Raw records

• • • •

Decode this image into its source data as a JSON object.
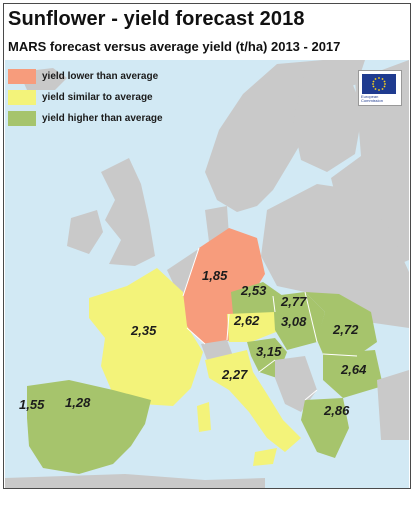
{
  "header": {
    "title": "Sunflower - yield forecast 2018",
    "subtitle": "MARS forecast versus average yield (t/ha) 2013 - 2017"
  },
  "legend": [
    {
      "label": "yield lower than average",
      "color": "#f79c7c"
    },
    {
      "label": "yield similar to average",
      "color": "#f3f37a"
    },
    {
      "label": "yield higher than average",
      "color": "#a6c46c"
    }
  ],
  "logo": {
    "text": "European Commission"
  },
  "map_colors": {
    "sea": "#d2e9f4",
    "land_neutral": "#c9c9c9",
    "lower": "#f79c7c",
    "similar": "#f3f37a",
    "higher": "#a6c46c"
  },
  "yields": [
    {
      "value": "1,85"
    },
    {
      "value": "2,53"
    },
    {
      "value": "2,77"
    },
    {
      "value": "2,35"
    },
    {
      "value": "2,62"
    },
    {
      "value": "3,08"
    },
    {
      "value": "2,72"
    },
    {
      "value": "3,15"
    },
    {
      "value": "2,64"
    },
    {
      "value": "2,27"
    },
    {
      "value": "1,55"
    },
    {
      "value": "1,28"
    },
    {
      "value": "2,86"
    }
  ]
}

• • • •

# Task goal
Pictures don't belong in the copy. Restate all the entries exactly.

# Task answer
Decode this image into its source data as a JSON object.
{
  "header": {
    "title": "Sunflower - yield forecast 2018",
    "subtitle": "MARS forecast versus average yield (t/ha) 2013 - 2017"
  },
  "legend": [
    {
      "label": "yield lower than average",
      "color": "#f79c7c"
    },
    {
      "label": "yield similar to average",
      "color": "#f3f37a"
    },
    {
      "label": "yield higher than average",
      "color": "#a6c46c"
    }
  ],
  "logo": {
    "text": "European Commission"
  },
  "map_colors": {
    "sea": "#d2e9f4",
    "land_neutral": "#c9c9c9",
    "lower": "#f79c7c",
    "similar": "#f3f37a",
    "higher": "#a6c46c"
  },
  "yields": [
    {
      "value": "1,85"
    },
    {
      "value": "2,53"
    },
    {
      "value": "2,77"
    },
    {
      "value": "2,35"
    },
    {
      "value": "2,62"
    },
    {
      "value": "3,08"
    },
    {
      "value": "2,72"
    },
    {
      "value": "3,15"
    },
    {
      "value": "2,64"
    },
    {
      "value": "2,27"
    },
    {
      "value": "1,55"
    },
    {
      "value": "1,28"
    },
    {
      "value": "2,86"
    }
  ]
}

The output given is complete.